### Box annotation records
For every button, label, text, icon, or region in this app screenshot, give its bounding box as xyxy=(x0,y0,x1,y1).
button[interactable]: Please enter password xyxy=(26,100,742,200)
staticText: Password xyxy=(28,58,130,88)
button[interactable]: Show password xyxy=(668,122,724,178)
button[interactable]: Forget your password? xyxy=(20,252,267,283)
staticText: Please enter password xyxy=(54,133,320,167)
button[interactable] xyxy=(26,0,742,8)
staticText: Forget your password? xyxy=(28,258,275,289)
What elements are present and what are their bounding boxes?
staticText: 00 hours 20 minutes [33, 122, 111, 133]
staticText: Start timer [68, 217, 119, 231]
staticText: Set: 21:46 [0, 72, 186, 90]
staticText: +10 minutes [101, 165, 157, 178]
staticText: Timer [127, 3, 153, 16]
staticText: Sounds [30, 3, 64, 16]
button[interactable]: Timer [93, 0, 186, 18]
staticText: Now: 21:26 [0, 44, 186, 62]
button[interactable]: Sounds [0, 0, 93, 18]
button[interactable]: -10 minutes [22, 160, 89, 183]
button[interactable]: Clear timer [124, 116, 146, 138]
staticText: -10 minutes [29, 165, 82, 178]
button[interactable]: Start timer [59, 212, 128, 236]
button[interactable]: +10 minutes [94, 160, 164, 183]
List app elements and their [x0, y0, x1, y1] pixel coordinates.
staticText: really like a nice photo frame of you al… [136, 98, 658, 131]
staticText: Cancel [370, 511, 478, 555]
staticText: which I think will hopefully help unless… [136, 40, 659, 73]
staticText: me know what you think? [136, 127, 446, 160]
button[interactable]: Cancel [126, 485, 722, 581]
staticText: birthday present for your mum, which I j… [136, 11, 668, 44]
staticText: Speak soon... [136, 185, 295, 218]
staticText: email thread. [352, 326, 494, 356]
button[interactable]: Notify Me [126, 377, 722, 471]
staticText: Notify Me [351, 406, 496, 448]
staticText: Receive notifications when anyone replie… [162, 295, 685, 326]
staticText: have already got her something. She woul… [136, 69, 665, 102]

### Instruction
Reproduce every line of the records above word for word, keeping the original order.

### Problem solution
For every button, label, text, icon, or region in this app screenshot, give its bounding box as xyxy=(x0,y0,x1,y1).
button[interactable]: Please enter password xyxy=(26,100,742,200)
staticText: Password xyxy=(28,58,130,88)
button[interactable]: Show password xyxy=(668,122,724,178)
button[interactable]: Forget your password? xyxy=(20,252,267,283)
staticText: Please enter password xyxy=(54,133,320,167)
button[interactable] xyxy=(26,0,742,8)
staticText: Forget your password? xyxy=(28,258,275,289)
What elements are present and what are their bounding boxes?
staticText: 00 hours 20 minutes [33, 122, 111, 133]
staticText: Start timer [68, 217, 119, 231]
staticText: Set: 21:46 [0, 72, 186, 90]
staticText: +10 minutes [101, 165, 157, 178]
staticText: Timer [127, 3, 153, 16]
staticText: Sounds [30, 3, 64, 16]
button[interactable]: Timer [93, 0, 186, 18]
staticText: Now: 21:26 [0, 44, 186, 62]
button[interactable]: Sounds [0, 0, 93, 18]
button[interactable]: -10 minutes [22, 160, 89, 183]
button[interactable]: Clear timer [124, 116, 146, 138]
staticText: -10 minutes [29, 165, 82, 178]
button[interactable]: Start timer [59, 212, 128, 236]
button[interactable]: +10 minutes [94, 160, 164, 183]
List app elements and their [x0, y0, x1, y1] pixel coordinates.
staticText: really like a nice photo frame of you al… [136, 98, 658, 131]
staticText: Cancel [370, 511, 478, 555]
staticText: which I think will hopefully help unless… [136, 40, 659, 73]
staticText: me know what you think? [136, 127, 446, 160]
button[interactable]: Cancel [126, 485, 722, 581]
staticText: birthday present for your mum, which I j… [136, 11, 668, 44]
staticText: Speak soon... [136, 185, 295, 218]
staticText: email thread. [352, 326, 494, 356]
button[interactable]: Notify Me [126, 377, 722, 471]
staticText: Notify Me [351, 406, 496, 448]
staticText: Receive notifications when anyone replie… [162, 295, 685, 326]
staticText: have already got her something. She woul… [136, 69, 665, 102]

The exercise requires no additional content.